Задания:
a. Продублируйте без изменений отрывок фрагмента документа ниже от слов «И, несмотря на» до слов «он остается человеком).» включительно.
b. Кратко ответьте на вопросы по фрагменту документа ниже, помечая ответы так же, как вопросы:
(i) Какие два события истории XX века названы в скобках?
(ii) Кто, по словам фрагмента, сказал, что побеги постсовременного христианства прорастают на обочинах и в расщелинах культуры?
(iii) Какие объединения перечислены в скобках как примеры тех, что позволяет формировать обмен знаниями через компьютерные сети?

Фрагмент документа:
И, несмотря на неизбежный упадок любой традиции, постепенно скатывающейся к неподвижности и "застою", можно предполагать существование такого ядра традиционной культуры, с которым ни один человек не может окончательно разорвать (если он остается человеком).

С приходом постмодернистской эпохи, после зловещих событий истории ХХ века (Освенцим, Хиросима), оказались под вопросом и все составляющие христианской теологии. Вместо образа "универсального" Бога, вполне соответствующего тенденциям глобализации культуры, в гетто и трущобах послевоенного мира возникло представление о Боге, который всегда принимает сторону обездоленных, а не властвующих. Возник всплеск пристрастных и почти политеистических воззрений: фрагментарный религиозный опыт видит в Боге негра, нищего или даже женщину. Религия возвращается в мир в упрощенных, фантастических формах массовой культуры. Культовая практика маргинальных христианских общин как будто пришла из глубокой архаики – посетителя поражает напор жизненной энергии, экстатические восклицания, ритмичные танцы и песнопения. В этих "низовых" общинах люди вновь обретают те связи, которые делали первых христиан "членами одного тела". По словам американского теолога Харви Кокса, "сегодня побеги постсовременного христианства прорастают на обочинах и в расщелинах" культуры, но эти побеги могут стать религиозной основой новой мировой цивилизации.4 И в фундаменте такой цивилизации могли бы оказаться общины "других" христиан, "других" мусульман, "других" форм сложившихся мировоззрений, а также различных вариантов раннего религиозного опыта человечества.

Современная информационно-технологическая революция, как это ни парадоксально, не противодействует этим тенденциям, а скорее способствует им. Ведь именно она сделала условными все государственные и географические границы, привела к резкому взлету мобильности не только капиталов, товаров, людей, но и к мобильности идей. Обмен знаниями и опытом через компьютерные сети впервые дает возможность в реальном режиме времени устанавливать связи между Учителем (или претендентом на эту роль) и его учениками из любых стран и континентов. Это позволяет формировать самые различные объединения (женские, правозащитные, природоохранные организации), в том числе и объединения антиглобалистов, и религиозные общины "других". Ведь сама постмодернистская культура подчеркивает и эстетизирует различия, множественность, Другое ("otherness"). Фрагментарность, сужающая поле зрения, но подчеркивающая особенное, позволяет радоваться многообразию мира и находить в "информационном поле" своих – тех, с кем психологически удобно и комфортно.

Исходные данные:
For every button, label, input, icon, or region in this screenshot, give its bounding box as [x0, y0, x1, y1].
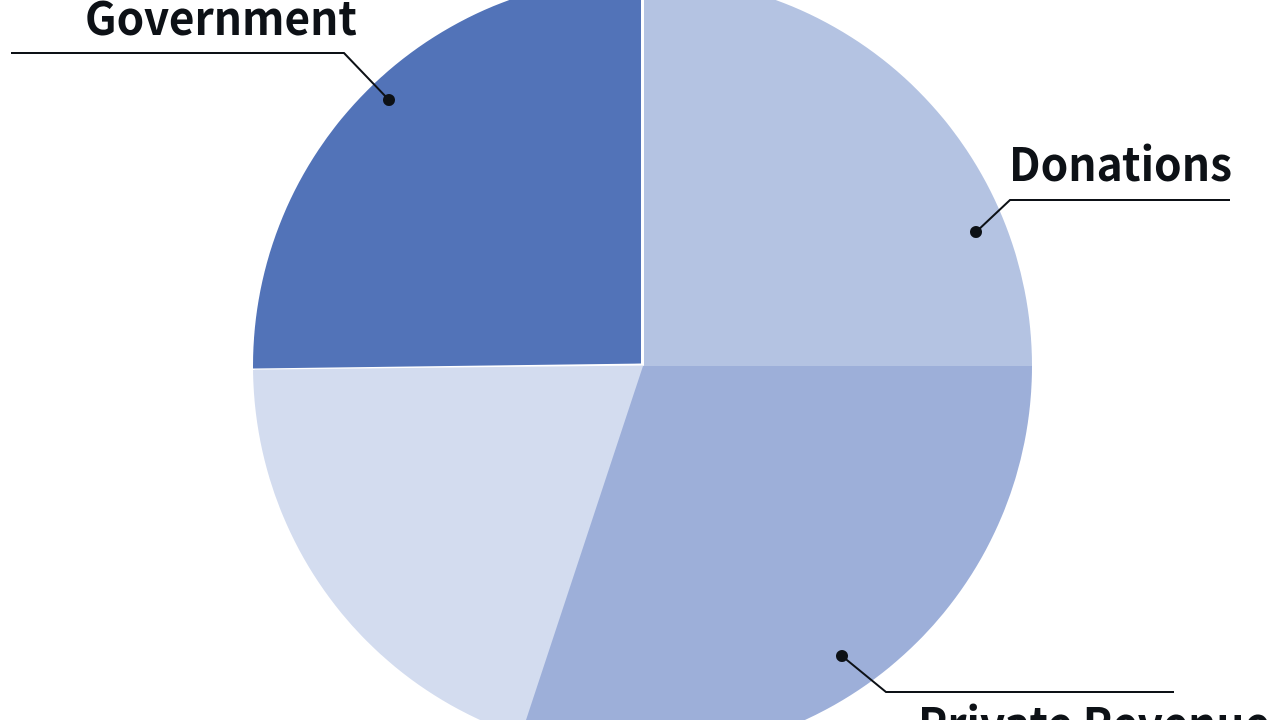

Ответы по заданиям:
a.
И, несмотря на неизбежный упадок любой традиции, постепенно скатывающейся к неподвижности и "застою", можно предполагать существование такого ядра традиционной культуры, с которым ни один человек не может окончательно разорвать (если он остается человеком).

b.
(i) Освенцим и Хиросима.
(ii) Американский теолог Харви Кокс.
(iii) Женские, правозащитные и природоохранные организации.